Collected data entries
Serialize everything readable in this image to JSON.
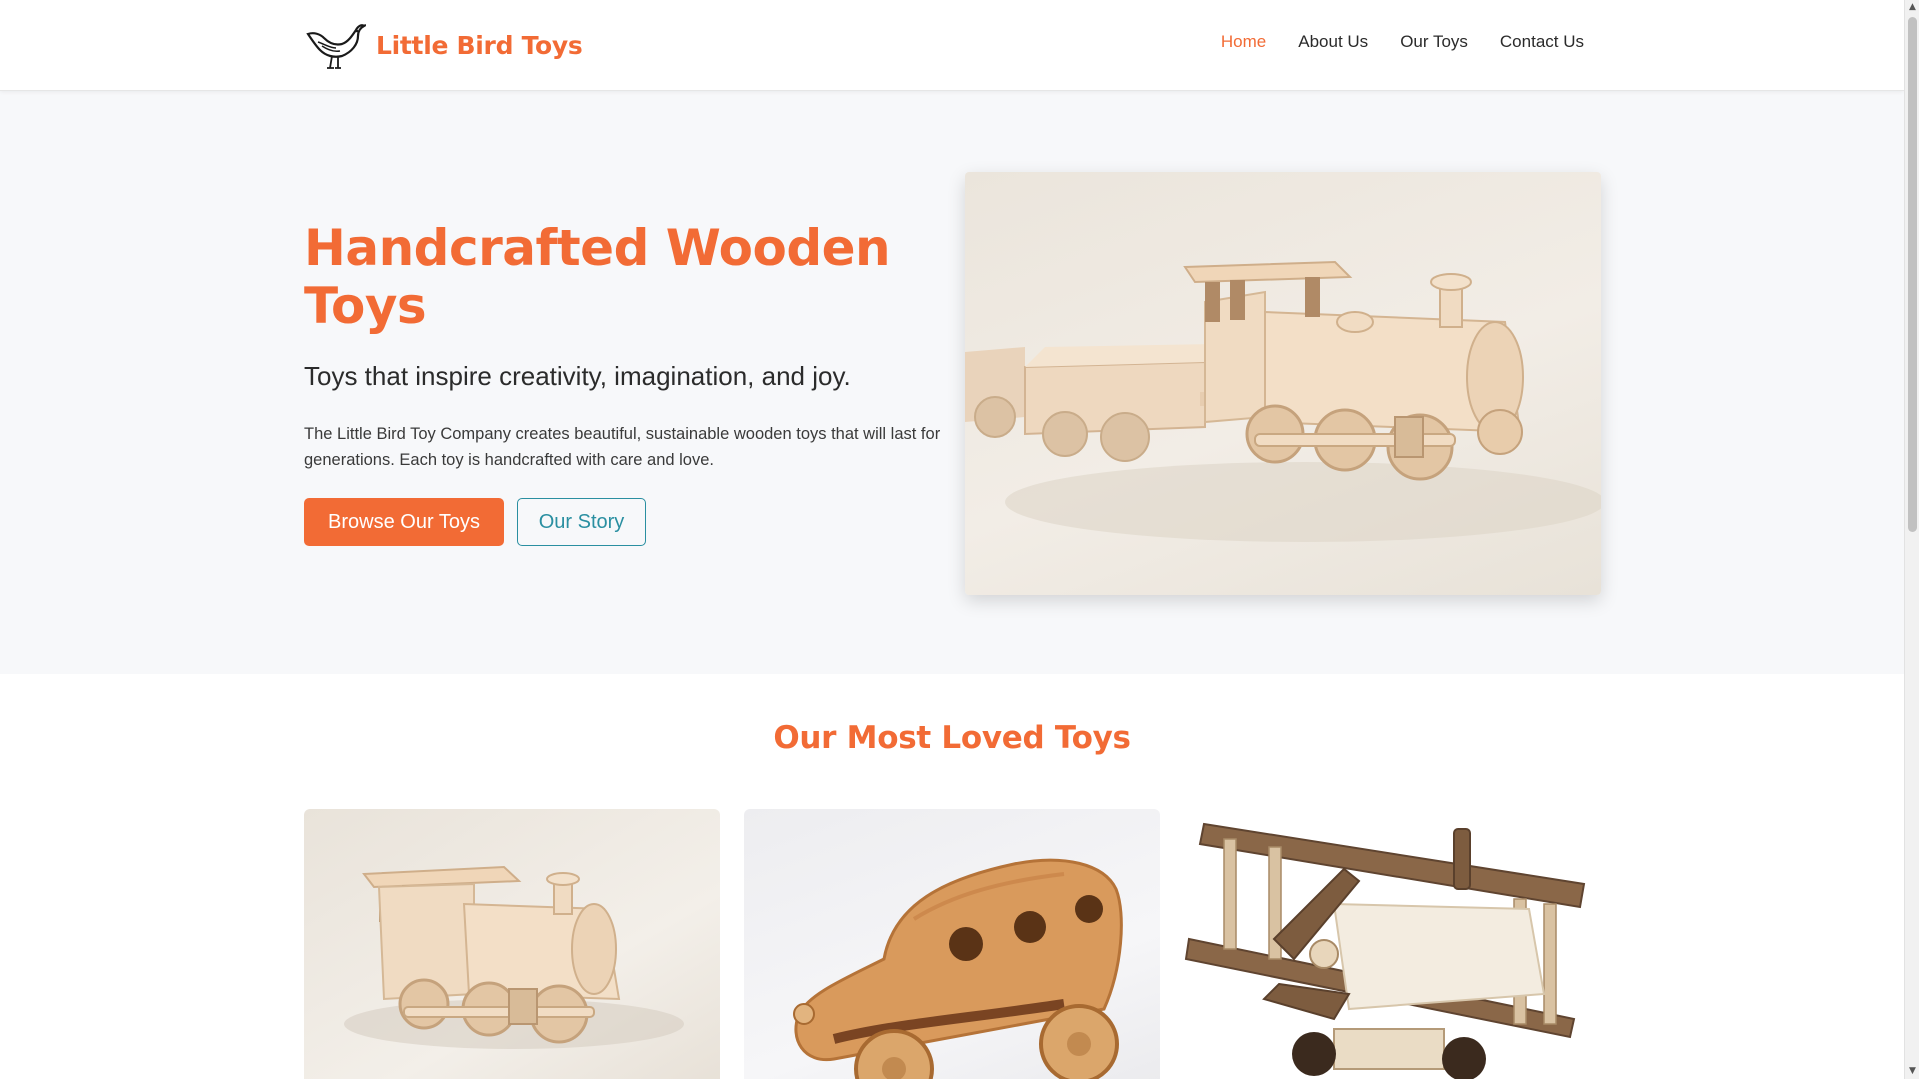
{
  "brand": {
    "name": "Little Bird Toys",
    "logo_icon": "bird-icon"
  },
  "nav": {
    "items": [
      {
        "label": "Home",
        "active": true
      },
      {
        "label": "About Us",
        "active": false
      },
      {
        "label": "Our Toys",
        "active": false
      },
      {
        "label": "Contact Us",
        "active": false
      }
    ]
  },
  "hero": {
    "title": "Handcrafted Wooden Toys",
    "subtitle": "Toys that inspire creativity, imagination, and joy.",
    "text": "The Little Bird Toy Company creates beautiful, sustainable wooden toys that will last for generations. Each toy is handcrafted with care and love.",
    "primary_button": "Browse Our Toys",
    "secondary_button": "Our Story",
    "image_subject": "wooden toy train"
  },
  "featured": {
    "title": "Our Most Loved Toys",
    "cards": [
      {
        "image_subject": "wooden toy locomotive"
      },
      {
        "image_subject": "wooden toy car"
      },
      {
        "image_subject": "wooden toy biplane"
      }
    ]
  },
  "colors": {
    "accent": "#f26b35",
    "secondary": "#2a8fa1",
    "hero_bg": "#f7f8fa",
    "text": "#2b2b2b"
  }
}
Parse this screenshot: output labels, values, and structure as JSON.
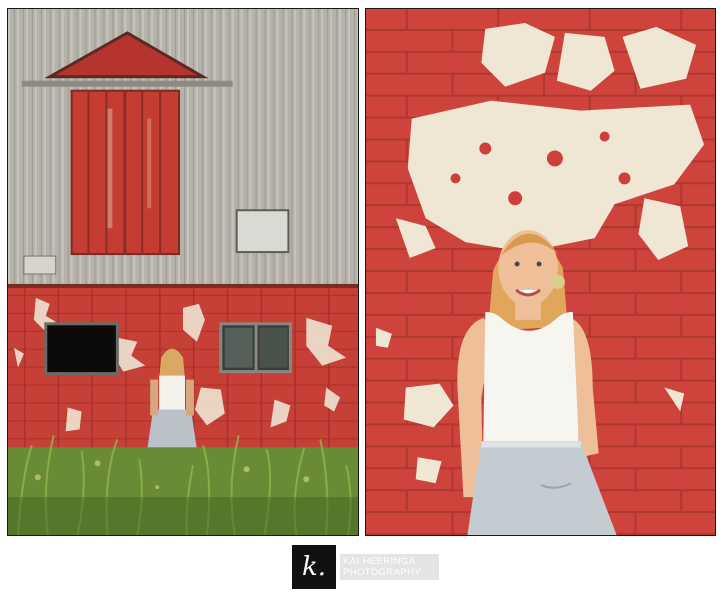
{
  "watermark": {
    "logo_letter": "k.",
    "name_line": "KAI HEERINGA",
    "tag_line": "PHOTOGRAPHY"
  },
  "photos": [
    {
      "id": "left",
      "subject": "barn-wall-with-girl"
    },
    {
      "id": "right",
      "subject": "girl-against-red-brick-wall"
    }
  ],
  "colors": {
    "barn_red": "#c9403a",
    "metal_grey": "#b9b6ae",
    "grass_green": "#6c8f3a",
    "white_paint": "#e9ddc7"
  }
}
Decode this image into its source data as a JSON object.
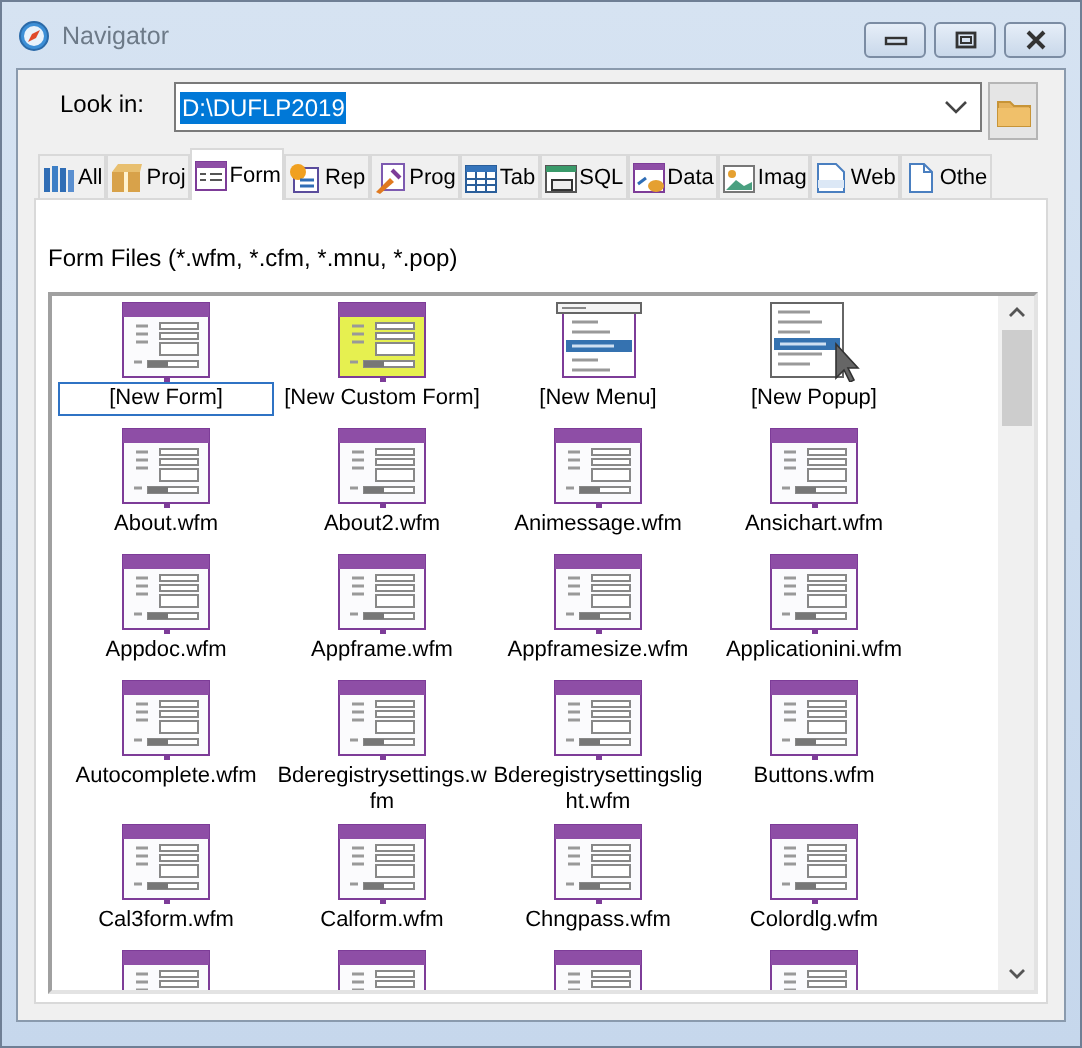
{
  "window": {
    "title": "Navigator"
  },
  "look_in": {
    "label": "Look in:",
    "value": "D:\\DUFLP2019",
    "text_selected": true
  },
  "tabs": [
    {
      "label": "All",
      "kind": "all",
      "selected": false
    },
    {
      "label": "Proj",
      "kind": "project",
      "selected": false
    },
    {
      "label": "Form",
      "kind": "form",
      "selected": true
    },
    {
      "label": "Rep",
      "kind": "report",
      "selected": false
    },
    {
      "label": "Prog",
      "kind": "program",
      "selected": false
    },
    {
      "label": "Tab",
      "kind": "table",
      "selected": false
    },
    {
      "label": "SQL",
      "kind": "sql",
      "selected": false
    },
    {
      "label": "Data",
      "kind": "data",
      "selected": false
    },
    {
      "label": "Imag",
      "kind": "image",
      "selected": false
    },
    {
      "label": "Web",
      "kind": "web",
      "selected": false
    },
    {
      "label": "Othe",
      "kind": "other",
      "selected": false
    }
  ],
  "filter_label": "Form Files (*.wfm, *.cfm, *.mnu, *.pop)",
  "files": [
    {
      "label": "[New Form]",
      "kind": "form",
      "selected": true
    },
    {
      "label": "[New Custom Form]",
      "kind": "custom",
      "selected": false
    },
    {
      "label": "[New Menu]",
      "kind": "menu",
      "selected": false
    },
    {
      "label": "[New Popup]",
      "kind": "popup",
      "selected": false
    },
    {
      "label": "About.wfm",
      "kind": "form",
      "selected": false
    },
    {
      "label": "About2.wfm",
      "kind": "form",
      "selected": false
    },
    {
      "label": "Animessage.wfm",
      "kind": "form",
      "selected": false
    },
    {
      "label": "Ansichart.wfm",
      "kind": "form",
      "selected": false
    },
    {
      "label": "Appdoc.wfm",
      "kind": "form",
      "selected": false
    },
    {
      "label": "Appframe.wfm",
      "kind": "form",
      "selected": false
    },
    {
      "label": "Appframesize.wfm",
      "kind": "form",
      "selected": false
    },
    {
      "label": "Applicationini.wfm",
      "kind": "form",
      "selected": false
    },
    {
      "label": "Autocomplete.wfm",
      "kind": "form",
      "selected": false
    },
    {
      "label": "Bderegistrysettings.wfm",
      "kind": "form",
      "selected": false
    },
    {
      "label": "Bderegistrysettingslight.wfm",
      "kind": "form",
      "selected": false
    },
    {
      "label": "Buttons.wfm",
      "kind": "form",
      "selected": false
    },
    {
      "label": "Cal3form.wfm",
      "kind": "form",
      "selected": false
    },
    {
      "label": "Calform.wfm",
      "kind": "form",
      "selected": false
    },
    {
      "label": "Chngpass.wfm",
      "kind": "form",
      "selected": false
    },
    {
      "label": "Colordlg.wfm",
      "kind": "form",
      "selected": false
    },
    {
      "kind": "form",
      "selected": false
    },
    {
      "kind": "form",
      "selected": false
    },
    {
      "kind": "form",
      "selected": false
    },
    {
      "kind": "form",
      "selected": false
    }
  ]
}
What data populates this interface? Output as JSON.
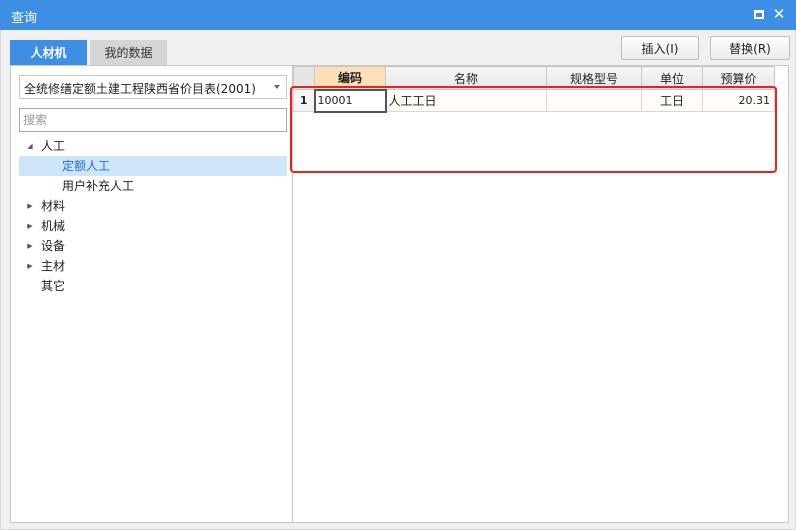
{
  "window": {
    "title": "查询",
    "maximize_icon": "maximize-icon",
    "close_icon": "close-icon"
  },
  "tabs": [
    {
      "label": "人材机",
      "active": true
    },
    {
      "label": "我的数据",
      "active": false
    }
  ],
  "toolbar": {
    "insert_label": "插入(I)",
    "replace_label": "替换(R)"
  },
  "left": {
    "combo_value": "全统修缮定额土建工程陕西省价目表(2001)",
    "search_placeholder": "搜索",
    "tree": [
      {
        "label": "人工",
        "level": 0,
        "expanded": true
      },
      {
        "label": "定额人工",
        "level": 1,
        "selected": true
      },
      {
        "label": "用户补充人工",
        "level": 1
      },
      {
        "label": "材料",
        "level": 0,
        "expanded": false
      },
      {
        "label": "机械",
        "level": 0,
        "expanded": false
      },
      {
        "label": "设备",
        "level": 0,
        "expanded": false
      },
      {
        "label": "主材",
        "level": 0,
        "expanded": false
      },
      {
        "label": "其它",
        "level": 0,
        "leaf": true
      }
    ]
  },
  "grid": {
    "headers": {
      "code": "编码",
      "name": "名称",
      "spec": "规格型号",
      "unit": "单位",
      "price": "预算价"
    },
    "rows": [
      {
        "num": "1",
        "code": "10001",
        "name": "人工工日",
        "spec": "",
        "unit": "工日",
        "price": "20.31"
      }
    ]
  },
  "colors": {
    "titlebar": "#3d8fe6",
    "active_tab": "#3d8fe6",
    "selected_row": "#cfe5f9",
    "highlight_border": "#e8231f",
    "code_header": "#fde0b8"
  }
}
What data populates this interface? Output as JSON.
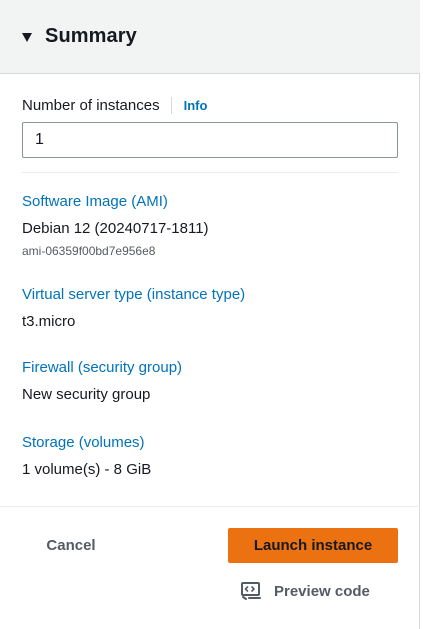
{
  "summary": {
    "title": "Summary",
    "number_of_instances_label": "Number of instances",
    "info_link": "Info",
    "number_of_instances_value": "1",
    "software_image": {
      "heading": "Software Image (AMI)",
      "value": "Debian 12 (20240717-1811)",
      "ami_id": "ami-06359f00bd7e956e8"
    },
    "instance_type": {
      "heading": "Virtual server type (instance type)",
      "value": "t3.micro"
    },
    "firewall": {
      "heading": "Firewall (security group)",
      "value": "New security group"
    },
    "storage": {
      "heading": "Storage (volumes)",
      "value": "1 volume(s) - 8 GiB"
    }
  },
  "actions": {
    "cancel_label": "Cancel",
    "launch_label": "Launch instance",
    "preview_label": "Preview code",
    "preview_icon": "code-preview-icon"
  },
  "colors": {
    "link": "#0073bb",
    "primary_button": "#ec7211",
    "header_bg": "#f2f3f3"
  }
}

• Job: Every entry above is to be set down exactly; the pictures are to be left out.

• Solution to this task:
Serialize everything readable in this image to JSON.
{
  "brand": {
    "name": "Little Bird Toys",
    "logo_icon": "bird-icon"
  },
  "nav": {
    "items": [
      {
        "label": "Home",
        "active": true
      },
      {
        "label": "About Us",
        "active": false
      },
      {
        "label": "Our Toys",
        "active": false
      },
      {
        "label": "Contact Us",
        "active": false
      }
    ]
  },
  "hero": {
    "title": "Handcrafted Wooden Toys",
    "subtitle": "Toys that inspire creativity, imagination, and joy.",
    "text": "The Little Bird Toy Company creates beautiful, sustainable wooden toys that will last for generations. Each toy is handcrafted with care and love.",
    "primary_button": "Browse Our Toys",
    "secondary_button": "Our Story",
    "image_subject": "wooden toy train"
  },
  "featured": {
    "title": "Our Most Loved Toys",
    "cards": [
      {
        "image_subject": "wooden toy locomotive"
      },
      {
        "image_subject": "wooden toy car"
      },
      {
        "image_subject": "wooden toy biplane"
      }
    ]
  },
  "colors": {
    "accent": "#f26b35",
    "secondary": "#2a8fa1",
    "hero_bg": "#f7f8fa",
    "text": "#2b2b2b"
  }
}
Parse this screenshot: output labels, values, and structure as JSON.
{
  "watermark": {
    "logo_letter": "k.",
    "name_line": "KAI HEERINGA",
    "tag_line": "PHOTOGRAPHY"
  },
  "photos": [
    {
      "id": "left",
      "subject": "barn-wall-with-girl"
    },
    {
      "id": "right",
      "subject": "girl-against-red-brick-wall"
    }
  ],
  "colors": {
    "barn_red": "#c9403a",
    "metal_grey": "#b9b6ae",
    "grass_green": "#6c8f3a",
    "white_paint": "#e9ddc7"
  }
}
Decode this image into its source data as a JSON object.
{
  "window": {
    "title": "Navigator"
  },
  "look_in": {
    "label": "Look in:",
    "value": "D:\\DUFLP2019",
    "text_selected": true
  },
  "tabs": [
    {
      "label": "All",
      "kind": "all",
      "selected": false
    },
    {
      "label": "Proj",
      "kind": "project",
      "selected": false
    },
    {
      "label": "Form",
      "kind": "form",
      "selected": true
    },
    {
      "label": "Rep",
      "kind": "report",
      "selected": false
    },
    {
      "label": "Prog",
      "kind": "program",
      "selected": false
    },
    {
      "label": "Tab",
      "kind": "table",
      "selected": false
    },
    {
      "label": "SQL",
      "kind": "sql",
      "selected": false
    },
    {
      "label": "Data",
      "kind": "data",
      "selected": false
    },
    {
      "label": "Imag",
      "kind": "image",
      "selected": false
    },
    {
      "label": "Web",
      "kind": "web",
      "selected": false
    },
    {
      "label": "Othe",
      "kind": "other",
      "selected": false
    }
  ],
  "filter_label": "Form Files (*.wfm, *.cfm, *.mnu, *.pop)",
  "files": [
    {
      "label": "[New Form]",
      "kind": "form",
      "selected": true
    },
    {
      "label": "[New Custom Form]",
      "kind": "custom",
      "selected": false
    },
    {
      "label": "[New Menu]",
      "kind": "menu",
      "selected": false
    },
    {
      "label": "[New Popup]",
      "kind": "popup",
      "selected": false
    },
    {
      "label": "About.wfm",
      "kind": "form",
      "selected": false
    },
    {
      "label": "About2.wfm",
      "kind": "form",
      "selected": false
    },
    {
      "label": "Animessage.wfm",
      "kind": "form",
      "selected": false
    },
    {
      "label": "Ansichart.wfm",
      "kind": "form",
      "selected": false
    },
    {
      "label": "Appdoc.wfm",
      "kind": "form",
      "selected": false
    },
    {
      "label": "Appframe.wfm",
      "kind": "form",
      "selected": false
    },
    {
      "label": "Appframesize.wfm",
      "kind": "form",
      "selected": false
    },
    {
      "label": "Applicationini.wfm",
      "kind": "form",
      "selected": false
    },
    {
      "label": "Autocomplete.wfm",
      "kind": "form",
      "selected": false
    },
    {
      "label": "Bderegistrysettings.wfm",
      "kind": "form",
      "selected": false
    },
    {
      "label": "Bderegistrysettingslight.wfm",
      "kind": "form",
      "selected": false
    },
    {
      "label": "Buttons.wfm",
      "kind": "form",
      "selected": false
    },
    {
      "label": "Cal3form.wfm",
      "kind": "form",
      "selected": false
    },
    {
      "label": "Calform.wfm",
      "kind": "form",
      "selected": false
    },
    {
      "label": "Chngpass.wfm",
      "kind": "form",
      "selected": false
    },
    {
      "label": "Colordlg.wfm",
      "kind": "form",
      "selected": false
    },
    {
      "kind": "form",
      "selected": false
    },
    {
      "kind": "form",
      "selected": false
    },
    {
      "kind": "form",
      "selected": false
    },
    {
      "kind": "form",
      "selected": false
    }
  ]
}
What data populates this interface? Output as JSON.
{
  "window": {
    "title": "查询",
    "maximize_icon": "maximize-icon",
    "close_icon": "close-icon"
  },
  "tabs": [
    {
      "label": "人材机",
      "active": true
    },
    {
      "label": "我的数据",
      "active": false
    }
  ],
  "toolbar": {
    "insert_label": "插入(I)",
    "replace_label": "替换(R)"
  },
  "left": {
    "combo_value": "全统修缮定额土建工程陕西省价目表(2001)",
    "search_placeholder": "搜索",
    "tree": [
      {
        "label": "人工",
        "level": 0,
        "expanded": true
      },
      {
        "label": "定额人工",
        "level": 1,
        "selected": true
      },
      {
        "label": "用户补充人工",
        "level": 1
      },
      {
        "label": "材料",
        "level": 0,
        "expanded": false
      },
      {
        "label": "机械",
        "level": 0,
        "expanded": false
      },
      {
        "label": "设备",
        "level": 0,
        "expanded": false
      },
      {
        "label": "主材",
        "level": 0,
        "expanded": false
      },
      {
        "label": "其它",
        "level": 0,
        "leaf": true
      }
    ]
  },
  "grid": {
    "headers": {
      "code": "编码",
      "name": "名称",
      "spec": "规格型号",
      "unit": "单位",
      "price": "预算价"
    },
    "rows": [
      {
        "num": "1",
        "code": "10001",
        "name": "人工工日",
        "spec": "",
        "unit": "工日",
        "price": "20.31"
      }
    ]
  },
  "colors": {
    "titlebar": "#3d8fe6",
    "active_tab": "#3d8fe6",
    "selected_row": "#cfe5f9",
    "highlight_border": "#e8231f",
    "code_header": "#fde0b8"
  }
}
What data populates this interface? Output as JSON.
{
  "summary": {
    "title": "Summary",
    "number_of_instances_label": "Number of instances",
    "info_link": "Info",
    "number_of_instances_value": "1",
    "software_image": {
      "heading": "Software Image (AMI)",
      "value": "Debian 12 (20240717-1811)",
      "ami_id": "ami-06359f00bd7e956e8"
    },
    "instance_type": {
      "heading": "Virtual server type (instance type)",
      "value": "t3.micro"
    },
    "firewall": {
      "heading": "Firewall (security group)",
      "value": "New security group"
    },
    "storage": {
      "heading": "Storage (volumes)",
      "value": "1 volume(s) - 8 GiB"
    }
  },
  "actions": {
    "cancel_label": "Cancel",
    "launch_label": "Launch instance",
    "preview_label": "Preview code",
    "preview_icon": "code-preview-icon"
  },
  "colors": {
    "link": "#0073bb",
    "primary_button": "#ec7211",
    "header_bg": "#f2f3f3"
  }
}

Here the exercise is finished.